[Stored entries]
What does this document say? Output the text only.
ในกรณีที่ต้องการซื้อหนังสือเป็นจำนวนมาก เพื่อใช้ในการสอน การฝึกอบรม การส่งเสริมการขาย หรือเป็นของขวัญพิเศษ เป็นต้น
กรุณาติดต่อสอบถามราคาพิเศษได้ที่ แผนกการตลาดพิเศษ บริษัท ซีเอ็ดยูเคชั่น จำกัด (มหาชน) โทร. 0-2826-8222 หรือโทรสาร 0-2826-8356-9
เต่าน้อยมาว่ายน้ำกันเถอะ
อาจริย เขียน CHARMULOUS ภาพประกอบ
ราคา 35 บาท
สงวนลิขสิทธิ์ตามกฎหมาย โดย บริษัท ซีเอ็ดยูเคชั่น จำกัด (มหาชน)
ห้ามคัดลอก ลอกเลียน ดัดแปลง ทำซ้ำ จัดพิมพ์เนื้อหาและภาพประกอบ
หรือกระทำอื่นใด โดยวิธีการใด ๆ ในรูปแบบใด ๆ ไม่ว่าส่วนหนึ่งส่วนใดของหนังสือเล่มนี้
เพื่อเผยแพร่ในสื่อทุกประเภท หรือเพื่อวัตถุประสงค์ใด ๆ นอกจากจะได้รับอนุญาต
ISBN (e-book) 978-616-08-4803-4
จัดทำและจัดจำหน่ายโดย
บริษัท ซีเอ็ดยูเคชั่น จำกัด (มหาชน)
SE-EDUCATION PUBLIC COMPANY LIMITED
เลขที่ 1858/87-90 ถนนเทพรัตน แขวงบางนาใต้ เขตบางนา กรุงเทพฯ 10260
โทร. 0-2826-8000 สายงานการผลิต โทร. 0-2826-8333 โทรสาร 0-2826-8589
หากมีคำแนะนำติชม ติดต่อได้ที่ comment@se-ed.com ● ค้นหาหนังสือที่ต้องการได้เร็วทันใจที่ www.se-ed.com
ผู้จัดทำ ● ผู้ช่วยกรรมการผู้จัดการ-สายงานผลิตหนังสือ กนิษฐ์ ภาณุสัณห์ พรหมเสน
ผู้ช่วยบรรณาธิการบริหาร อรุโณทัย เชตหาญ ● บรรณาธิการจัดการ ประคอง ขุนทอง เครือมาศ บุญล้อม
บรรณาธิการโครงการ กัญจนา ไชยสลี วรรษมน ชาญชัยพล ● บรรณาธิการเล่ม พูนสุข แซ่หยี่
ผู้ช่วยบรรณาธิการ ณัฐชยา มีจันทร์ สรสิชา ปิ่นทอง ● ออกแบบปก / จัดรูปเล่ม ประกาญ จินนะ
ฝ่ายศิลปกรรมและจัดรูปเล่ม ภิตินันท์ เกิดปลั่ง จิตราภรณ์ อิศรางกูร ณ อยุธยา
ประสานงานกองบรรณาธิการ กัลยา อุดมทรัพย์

Exercise:
Nothing may be left out: return each entry exactly as it reads.

Result of this task:
What does this document say? Output the text only.
ในกรณีที่ต้องการซื้อหนังสือเป็นจำนวนมาก เพื่อใช้ในการสอน การฝึกอบรม การส่งเสริมการขาย หรือเป็นของขวัญพิเศษ เป็นต้น
กรุณาติดต่อสอบถามราคาพิเศษได้ที่ แผนกการตลาดพิเศษ บริษัท ซีเอ็ดยูเคชั่น จำกัด (มหาชน) โทร. 0-2826-8222 หรือโทรสาร 0-2826-8356-9
เต่าน้อยมาว่ายน้ำกันเถอะ
อาจริย เขียน CHARMULOUS ภาพประกอบ
ราคา 35 บาท
สงวนลิขสิทธิ์ตามกฎหมาย โดย บริษัท ซีเอ็ดยูเคชั่น จำกัด (มหาชน)
ห้ามคัดลอก ลอกเลียน ดัดแปลง ทำซ้ำ จัดพิมพ์เนื้อหาและภาพประกอบ
หรือกระทำอื่นใด โดยวิธีการใด ๆ ในรูปแบบใด ๆ ไม่ว่าส่วนหนึ่งส่วนใดของหนังสือเล่มนี้
เพื่อเผยแพร่ในสื่อทุกประเภท หรือเพื่อวัตถุประสงค์ใด ๆ นอกจากจะได้รับอนุญาต
ISBN (e-book) 978-616-08-4803-4
จัดทำและจัดจำหน่ายโดย
บริษัท ซีเอ็ดยูเคชั่น จำกัด (มหาชน)
SE-EDUCATION PUBLIC COMPANY LIMITED
เลขที่ 1858/87-90 ถนนเทพรัตน แขวงบางนาใต้ เขตบางนา กรุงเทพฯ 10260
โทร. 0-2826-8000 สายงานการผลิต โทร. 0-2826-8333 โทรสาร 0-2826-8589
หากมีคำแนะนำติชม ติดต่อได้ที่ comment@se-ed.com ● ค้นหาหนังสือที่ต้องการได้เร็วทันใจที่ www.se-ed.com
ผู้จัดทำ ● ผู้ช่วยกรรมการผู้จัดการ-สายงานผลิตหนังสือ กนิษฐ์ ภาณุสัณห์ พรหมเสน
ผู้ช่วยบรรณาธิการบริหาร อรุโณทัย เชตหาญ ● บรรณาธิการจัดการ ประคอง ขุนทอง เครือมาศ บุญล้อม
บรรณาธิการโครงการ กัญจนา ไชยสลี วรรษมน ชาญชัยพล ● บรรณาธิการเล่ม พูนสุข แซ่หยี่
ผู้ช่วยบรรณาธิการ ณัฐชยา มีจันทร์ สรสิชา ปิ่นทอง ● ออกแบบปก / จัดรูปเล่ม ประกาญ จินนะ
ฝ่ายศิลปกรรมและจัดรูปเล่ม ภิตินันท์ เกิดปลั่ง จิตราภรณ์ อิศรางกูร ณ อยุธยา
ประสานงานกองบรรณาธิการ กัลยา อุดมทรัพย์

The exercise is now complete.